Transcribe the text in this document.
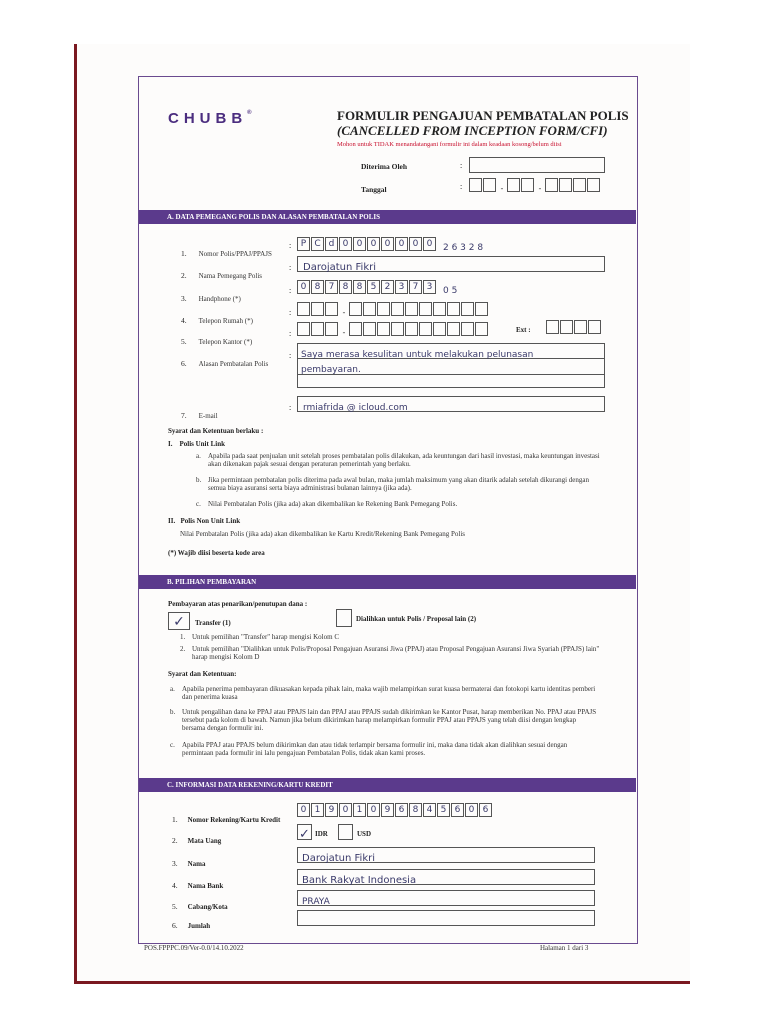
CHUBB®	FORMULIR PENGAJUAN PEMBATALAN POLIS
(CANCELLED FROM INCEPTION FORM/CFI)
Mohon untuk TIDAK menandatangani formulir ini dalam keadaan kosong/belum diisi
Diterima Oleh	:
Tanggal	:	-	-
A. DATA PEMEGANG POLIS DAN ALASAN PEMBATALAN POLIS
1. Nomor Polis/PPAJ/PPAJS
:	P C d 0 0 0 0 0 0 0 2 6 3 2 8
2. Nama Pemegang Polis
:	Darojatun Fikri
3. Handphone (*)
:	0 8 7 8 8 5 2 3 7 3 0 5
4. Telepon Rumah (*)
:	-
5. Telepon Kantor (*)
:	-	Ext :
6. Alasan Pembatalan Polis
:	Saya merasa kesulitan untuk melakukan pelunasan
pembayaran.
7. E-mail
:	rmiafrida @ icloud.com
Syarat dan Ketentuan berlaku :
I.    Polis Unit Link
a. Apabila pada saat penjualan unit setelah proses pembatalan polis dilakukan, ada keuntungan dari hasil investasi, maka keuntungan investasi akan dikenakan pajak sesuai dengan peraturan pemerintah yang berlaku.
b. Jika permintaan pembatalan polis diterima pada awal bulan, maka jumlah maksimum yang akan ditarik adalah setelah dikurangi dengan semua biaya asuransi serta biaya administrasi bulanan lainnya (jika ada).
c. Nilai Pembatalan Polis (jika ada) akan dikembalikan ke Rekening Bank Pemegang Polis.
II.   Polis Non Unit Link
Nilai Pembatalan Polis (jika ada) akan dikembalikan ke Kartu Kredit/Rekening Bank Pemegang Polis
(*) Wajib diisi beserta kode area
B. PILIHAN PEMBAYARAN
Pembayaran atas penarikan/penutupan dana :
✓	Transfer (1)	Dialihkan untuk Polis / Proposal lain (2)
1. Untuk pemilihan "Transfer" harap mengisi Kolom C
2. Untuk pemilihan "Dialihkan untuk Polis/Proposal Pengajuan Asuransi Jiwa (PPAJ) atau Proposal Pengajuan Asuransi Jiwa Syariah (PPAJS) lain" harap mengisi Kolom D
Syarat dan Ketentuan:
a. Apabila penerima pembayaran dikuasakan kepada pihak lain, maka wajib melampirkan surat kuasa bermaterai dan fotokopi kartu identitas pemberi dan penerima kuasa
b. Untuk pengalihan dana ke PPAJ atau PPAJS lain dan PPAJ atau PPAJS sudah dikirimkan ke Kantor Pusat, harap memberikan No. PPAJ atau PPAJS tersebut pada kolom di bawah. Namun jika belum dikirimkan harap melampirkan formulir PPAJ atau PPAJS yang telah diisi dengan lengkap bersama dengan formulir ini.
c. Apabila PPAJ atau PPAJS belum dikirimkan dan atau tidak terlampir bersama formulir ini, maka dana tidak akan dialihkan sesuai dengan permintaan pada formulir ini lalu pengajuan Pembatalan Polis, tidak akan kami proses.
C. INFORMASI DATA REKENING/KARTU KREDIT
1. Nomor Rekening/Kartu Kredit
0 1 9 0 1 0 9 6 8 4 5 6 0 6
2. Mata Uang	✓ IDR	USD
3. Nama	Darojatun Fikri
4. Nama Bank	Bank Rakyat Indonesia
5. Cabang/Kota	PRAYA
6. Jumlah
POS.FPPPC.09/Ver-0.0/14.10.2022	Halaman 1 dari 3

━━━━

Directions — What comes back should match the records exactly, minus any pictures.

Full answer —
Transcribe the text in this document.
CHUBB®	FORMULIR PENGAJUAN PEMBATALAN POLIS
(CANCELLED FROM INCEPTION FORM/CFI)
Mohon untuk TIDAK menandatangani formulir ini dalam keadaan kosong/belum diisi
Diterima Oleh	:
Tanggal	:	-	-
A. DATA PEMEGANG POLIS DAN ALASAN PEMBATALAN POLIS
1. Nomor Polis/PPAJ/PPAJS
:	P C d 0 0 0 0 0 0 0 2 6 3 2 8
2. Nama Pemegang Polis
:	Darojatun Fikri
3. Handphone (*)
:	0 8 7 8 8 5 2 3 7 3 0 5
4. Telepon Rumah (*)
:	-
5. Telepon Kantor (*)
:	-	Ext :
6. Alasan Pembatalan Polis
:	Saya merasa kesulitan untuk melakukan pelunasan
pembayaran.
7. E-mail
:	rmiafrida @ icloud.com
Syarat dan Ketentuan berlaku :
I.    Polis Unit Link
a. Apabila pada saat penjualan unit setelah proses pembatalan polis dilakukan, ada keuntungan dari hasil investasi, maka keuntungan investasi akan dikenakan pajak sesuai dengan peraturan pemerintah yang berlaku.
b. Jika permintaan pembatalan polis diterima pada awal bulan, maka jumlah maksimum yang akan ditarik adalah setelah dikurangi dengan semua biaya asuransi serta biaya administrasi bulanan lainnya (jika ada).
c. Nilai Pembatalan Polis (jika ada) akan dikembalikan ke Rekening Bank Pemegang Polis.
II.   Polis Non Unit Link
Nilai Pembatalan Polis (jika ada) akan dikembalikan ke Kartu Kredit/Rekening Bank Pemegang Polis
(*) Wajib diisi beserta kode area
B. PILIHAN PEMBAYARAN
Pembayaran atas penarikan/penutupan dana :
✓	Transfer (1)	Dialihkan untuk Polis / Proposal lain (2)
1. Untuk pemilihan "Transfer" harap mengisi Kolom C
2. Untuk pemilihan "Dialihkan untuk Polis/Proposal Pengajuan Asuransi Jiwa (PPAJ) atau Proposal Pengajuan Asuransi Jiwa Syariah (PPAJS) lain" harap mengisi Kolom D
Syarat dan Ketentuan:
a. Apabila penerima pembayaran dikuasakan kepada pihak lain, maka wajib melampirkan surat kuasa bermaterai dan fotokopi kartu identitas pemberi dan penerima kuasa
b. Untuk pengalihan dana ke PPAJ atau PPAJS lain dan PPAJ atau PPAJS sudah dikirimkan ke Kantor Pusat, harap memberikan No. PPAJ atau PPAJS tersebut pada kolom di bawah. Namun jika belum dikirimkan harap melampirkan formulir PPAJ atau PPAJS yang telah diisi dengan lengkap bersama dengan formulir ini.
c. Apabila PPAJ atau PPAJS belum dikirimkan dan atau tidak terlampir bersama formulir ini, maka dana tidak akan dialihkan sesuai dengan permintaan pada formulir ini lalu pengajuan Pembatalan Polis, tidak akan kami proses.
C. INFORMASI DATA REKENING/KARTU KREDIT
1. Nomor Rekening/Kartu Kredit
0 1 9 0 1 0 9 6 8 4 5 6 0 6
2. Mata Uang	✓ IDR	USD
3. Nama	Darojatun Fikri
4. Nama Bank	Bank Rakyat Indonesia
5. Cabang/Kota	PRAYA
6. Jumlah
POS.FPPPC.09/Ver-0.0/14.10.2022	Halaman 1 dari 3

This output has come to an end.